Write down each entry again, exactly as it reads.

━━━

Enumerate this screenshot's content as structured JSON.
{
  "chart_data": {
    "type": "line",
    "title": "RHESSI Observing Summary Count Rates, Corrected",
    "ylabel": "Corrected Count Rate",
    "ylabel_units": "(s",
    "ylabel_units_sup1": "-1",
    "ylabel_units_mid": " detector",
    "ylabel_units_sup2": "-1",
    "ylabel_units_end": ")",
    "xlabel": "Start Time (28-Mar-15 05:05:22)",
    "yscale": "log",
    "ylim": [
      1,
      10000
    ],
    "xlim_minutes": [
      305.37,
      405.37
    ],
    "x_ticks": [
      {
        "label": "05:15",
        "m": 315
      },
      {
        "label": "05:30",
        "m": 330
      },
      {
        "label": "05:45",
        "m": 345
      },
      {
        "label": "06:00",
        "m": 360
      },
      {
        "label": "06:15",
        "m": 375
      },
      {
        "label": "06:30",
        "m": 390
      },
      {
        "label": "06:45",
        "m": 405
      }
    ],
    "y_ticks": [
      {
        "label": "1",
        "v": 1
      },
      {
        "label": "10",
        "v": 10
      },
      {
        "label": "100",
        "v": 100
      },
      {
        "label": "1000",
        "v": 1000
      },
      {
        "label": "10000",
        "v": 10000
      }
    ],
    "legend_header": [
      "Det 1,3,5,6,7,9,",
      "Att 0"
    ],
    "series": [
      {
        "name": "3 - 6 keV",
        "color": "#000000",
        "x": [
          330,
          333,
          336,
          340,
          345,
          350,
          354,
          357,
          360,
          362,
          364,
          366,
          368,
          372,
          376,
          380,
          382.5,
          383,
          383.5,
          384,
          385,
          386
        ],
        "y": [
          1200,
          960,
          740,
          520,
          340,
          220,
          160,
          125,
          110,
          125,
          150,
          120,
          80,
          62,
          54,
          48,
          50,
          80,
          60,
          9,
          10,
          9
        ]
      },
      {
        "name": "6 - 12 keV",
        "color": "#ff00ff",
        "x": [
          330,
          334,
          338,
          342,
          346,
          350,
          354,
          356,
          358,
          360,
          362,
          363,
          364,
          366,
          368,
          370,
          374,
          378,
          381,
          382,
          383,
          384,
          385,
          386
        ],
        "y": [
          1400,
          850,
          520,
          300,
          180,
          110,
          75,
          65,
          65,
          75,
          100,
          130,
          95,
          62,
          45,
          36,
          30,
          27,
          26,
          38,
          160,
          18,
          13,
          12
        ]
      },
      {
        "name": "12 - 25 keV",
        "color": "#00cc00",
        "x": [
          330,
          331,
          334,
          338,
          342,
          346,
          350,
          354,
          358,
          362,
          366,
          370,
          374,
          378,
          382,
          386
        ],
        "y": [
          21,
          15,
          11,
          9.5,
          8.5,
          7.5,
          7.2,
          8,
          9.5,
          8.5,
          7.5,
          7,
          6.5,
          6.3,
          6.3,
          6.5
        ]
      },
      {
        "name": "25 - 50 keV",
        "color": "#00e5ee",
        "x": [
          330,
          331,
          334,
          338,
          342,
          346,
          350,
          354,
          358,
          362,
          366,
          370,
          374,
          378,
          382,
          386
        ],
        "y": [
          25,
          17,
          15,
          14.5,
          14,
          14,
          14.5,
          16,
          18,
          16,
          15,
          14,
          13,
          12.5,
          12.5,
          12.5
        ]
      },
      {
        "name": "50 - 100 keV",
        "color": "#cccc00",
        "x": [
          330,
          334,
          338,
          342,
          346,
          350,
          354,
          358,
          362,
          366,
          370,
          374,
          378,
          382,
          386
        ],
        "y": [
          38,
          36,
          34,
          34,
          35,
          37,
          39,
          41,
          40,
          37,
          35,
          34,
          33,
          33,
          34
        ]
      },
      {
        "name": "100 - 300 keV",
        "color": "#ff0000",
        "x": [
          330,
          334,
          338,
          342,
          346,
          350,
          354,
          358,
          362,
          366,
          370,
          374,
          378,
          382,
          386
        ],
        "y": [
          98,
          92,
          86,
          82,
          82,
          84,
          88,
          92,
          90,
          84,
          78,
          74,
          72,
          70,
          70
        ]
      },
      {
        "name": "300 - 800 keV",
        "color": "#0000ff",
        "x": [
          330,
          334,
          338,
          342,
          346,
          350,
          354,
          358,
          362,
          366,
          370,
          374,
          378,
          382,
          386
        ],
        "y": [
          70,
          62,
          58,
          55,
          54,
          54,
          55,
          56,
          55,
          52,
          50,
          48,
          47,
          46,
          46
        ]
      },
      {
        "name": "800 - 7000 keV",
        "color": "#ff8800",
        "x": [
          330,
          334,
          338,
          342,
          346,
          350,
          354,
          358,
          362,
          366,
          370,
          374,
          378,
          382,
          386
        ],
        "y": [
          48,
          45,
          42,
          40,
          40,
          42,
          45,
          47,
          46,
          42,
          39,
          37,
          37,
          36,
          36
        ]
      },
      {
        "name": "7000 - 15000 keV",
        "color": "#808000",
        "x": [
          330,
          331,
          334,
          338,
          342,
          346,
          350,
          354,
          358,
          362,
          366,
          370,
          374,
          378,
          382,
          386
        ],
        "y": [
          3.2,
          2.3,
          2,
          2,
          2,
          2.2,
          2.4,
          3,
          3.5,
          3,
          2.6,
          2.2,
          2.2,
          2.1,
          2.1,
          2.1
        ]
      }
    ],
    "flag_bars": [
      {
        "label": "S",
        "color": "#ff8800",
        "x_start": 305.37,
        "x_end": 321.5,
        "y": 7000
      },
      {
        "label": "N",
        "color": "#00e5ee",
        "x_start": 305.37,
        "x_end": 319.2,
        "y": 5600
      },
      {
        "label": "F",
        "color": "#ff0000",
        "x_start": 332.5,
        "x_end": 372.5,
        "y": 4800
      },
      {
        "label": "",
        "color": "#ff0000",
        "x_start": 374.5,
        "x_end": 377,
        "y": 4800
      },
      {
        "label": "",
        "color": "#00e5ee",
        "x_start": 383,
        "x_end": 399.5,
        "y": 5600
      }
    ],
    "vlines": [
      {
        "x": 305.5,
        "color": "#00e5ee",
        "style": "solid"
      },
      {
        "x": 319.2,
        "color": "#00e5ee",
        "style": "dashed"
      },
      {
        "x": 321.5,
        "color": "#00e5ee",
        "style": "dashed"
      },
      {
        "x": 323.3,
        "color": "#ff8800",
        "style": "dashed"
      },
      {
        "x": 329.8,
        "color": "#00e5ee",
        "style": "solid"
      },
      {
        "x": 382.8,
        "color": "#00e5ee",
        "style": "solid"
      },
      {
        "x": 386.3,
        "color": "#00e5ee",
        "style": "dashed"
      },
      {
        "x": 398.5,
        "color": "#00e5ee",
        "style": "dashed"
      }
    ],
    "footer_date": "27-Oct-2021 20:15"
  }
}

━━━

▶ _Output below_:
Enumerate this screenshot's content as structured JSON.
{
  "chart_data": {
    "type": "line",
    "title": "RHESSI Observing Summary Count Rates, Corrected",
    "ylabel": "Corrected Count Rate",
    "ylabel_units": "(s",
    "ylabel_units_sup1": "-1",
    "ylabel_units_mid": " detector",
    "ylabel_units_sup2": "-1",
    "ylabel_units_end": ")",
    "xlabel": "Start Time (28-Mar-15 05:05:22)",
    "yscale": "log",
    "ylim": [
      1,
      10000
    ],
    "xlim_minutes": [
      305.37,
      405.37
    ],
    "x_ticks": [
      {
        "label": "05:15",
        "m": 315
      },
      {
        "label": "05:30",
        "m": 330
      },
      {
        "label": "05:45",
        "m": 345
      },
      {
        "label": "06:00",
        "m": 360
      },
      {
        "label": "06:15",
        "m": 375
      },
      {
        "label": "06:30",
        "m": 390
      },
      {
        "label": "06:45",
        "m": 405
      }
    ],
    "y_ticks": [
      {
        "label": "1",
        "v": 1
      },
      {
        "label": "10",
        "v": 10
      },
      {
        "label": "100",
        "v": 100
      },
      {
        "label": "1000",
        "v": 1000
      },
      {
        "label": "10000",
        "v": 10000
      }
    ],
    "legend_header": [
      "Det 1,3,5,6,7,9,",
      "Att 0"
    ],
    "series": [
      {
        "name": "3 - 6 keV",
        "color": "#000000",
        "x": [
          330,
          333,
          336,
          340,
          345,
          350,
          354,
          357,
          360,
          362,
          364,
          366,
          368,
          372,
          376,
          380,
          382.5,
          383,
          383.5,
          384,
          385,
          386
        ],
        "y": [
          1200,
          960,
          740,
          520,
          340,
          220,
          160,
          125,
          110,
          125,
          150,
          120,
          80,
          62,
          54,
          48,
          50,
          80,
          60,
          9,
          10,
          9
        ]
      },
      {
        "name": "6 - 12 keV",
        "color": "#ff00ff",
        "x": [
          330,
          334,
          338,
          342,
          346,
          350,
          354,
          356,
          358,
          360,
          362,
          363,
          364,
          366,
          368,
          370,
          374,
          378,
          381,
          382,
          383,
          384,
          385,
          386
        ],
        "y": [
          1400,
          850,
          520,
          300,
          180,
          110,
          75,
          65,
          65,
          75,
          100,
          130,
          95,
          62,
          45,
          36,
          30,
          27,
          26,
          38,
          160,
          18,
          13,
          12
        ]
      },
      {
        "name": "12 - 25 keV",
        "color": "#00cc00",
        "x": [
          330,
          331,
          334,
          338,
          342,
          346,
          350,
          354,
          358,
          362,
          366,
          370,
          374,
          378,
          382,
          386
        ],
        "y": [
          21,
          15,
          11,
          9.5,
          8.5,
          7.5,
          7.2,
          8,
          9.5,
          8.5,
          7.5,
          7,
          6.5,
          6.3,
          6.3,
          6.5
        ]
      },
      {
        "name": "25 - 50 keV",
        "color": "#00e5ee",
        "x": [
          330,
          331,
          334,
          338,
          342,
          346,
          350,
          354,
          358,
          362,
          366,
          370,
          374,
          378,
          382,
          386
        ],
        "y": [
          25,
          17,
          15,
          14.5,
          14,
          14,
          14.5,
          16,
          18,
          16,
          15,
          14,
          13,
          12.5,
          12.5,
          12.5
        ]
      },
      {
        "name": "50 - 100 keV",
        "color": "#cccc00",
        "x": [
          330,
          334,
          338,
          342,
          346,
          350,
          354,
          358,
          362,
          366,
          370,
          374,
          378,
          382,
          386
        ],
        "y": [
          38,
          36,
          34,
          34,
          35,
          37,
          39,
          41,
          40,
          37,
          35,
          34,
          33,
          33,
          34
        ]
      },
      {
        "name": "100 - 300 keV",
        "color": "#ff0000",
        "x": [
          330,
          334,
          338,
          342,
          346,
          350,
          354,
          358,
          362,
          366,
          370,
          374,
          378,
          382,
          386
        ],
        "y": [
          98,
          92,
          86,
          82,
          82,
          84,
          88,
          92,
          90,
          84,
          78,
          74,
          72,
          70,
          70
        ]
      },
      {
        "name": "300 - 800 keV",
        "color": "#0000ff",
        "x": [
          330,
          334,
          338,
          342,
          346,
          350,
          354,
          358,
          362,
          366,
          370,
          374,
          378,
          382,
          386
        ],
        "y": [
          70,
          62,
          58,
          55,
          54,
          54,
          55,
          56,
          55,
          52,
          50,
          48,
          47,
          46,
          46
        ]
      },
      {
        "name": "800 - 7000 keV",
        "color": "#ff8800",
        "x": [
          330,
          334,
          338,
          342,
          346,
          350,
          354,
          358,
          362,
          366,
          370,
          374,
          378,
          382,
          386
        ],
        "y": [
          48,
          45,
          42,
          40,
          40,
          42,
          45,
          47,
          46,
          42,
          39,
          37,
          37,
          36,
          36
        ]
      },
      {
        "name": "7000 - 15000 keV",
        "color": "#808000",
        "x": [
          330,
          331,
          334,
          338,
          342,
          346,
          350,
          354,
          358,
          362,
          366,
          370,
          374,
          378,
          382,
          386
        ],
        "y": [
          3.2,
          2.3,
          2,
          2,
          2,
          2.2,
          2.4,
          3,
          3.5,
          3,
          2.6,
          2.2,
          2.2,
          2.1,
          2.1,
          2.1
        ]
      }
    ],
    "flag_bars": [
      {
        "label": "S",
        "color": "#ff8800",
        "x_start": 305.37,
        "x_end": 321.5,
        "y": 7000
      },
      {
        "label": "N",
        "color": "#00e5ee",
        "x_start": 305.37,
        "x_end": 319.2,
        "y": 5600
      },
      {
        "label": "F",
        "color": "#ff0000",
        "x_start": 332.5,
        "x_end": 372.5,
        "y": 4800
      },
      {
        "label": "",
        "color": "#ff0000",
        "x_start": 374.5,
        "x_end": 377,
        "y": 4800
      },
      {
        "label": "",
        "color": "#00e5ee",
        "x_start": 383,
        "x_end": 399.5,
        "y": 5600
      }
    ],
    "vlines": [
      {
        "x": 305.5,
        "color": "#00e5ee",
        "style": "solid"
      },
      {
        "x": 319.2,
        "color": "#00e5ee",
        "style": "dashed"
      },
      {
        "x": 321.5,
        "color": "#00e5ee",
        "style": "dashed"
      },
      {
        "x": 323.3,
        "color": "#ff8800",
        "style": "dashed"
      },
      {
        "x": 329.8,
        "color": "#00e5ee",
        "style": "solid"
      },
      {
        "x": 382.8,
        "color": "#00e5ee",
        "style": "solid"
      },
      {
        "x": 386.3,
        "color": "#00e5ee",
        "style": "dashed"
      },
      {
        "x": 398.5,
        "color": "#00e5ee",
        "style": "dashed"
      }
    ],
    "footer_date": "27-Oct-2021 20:15"
  }
}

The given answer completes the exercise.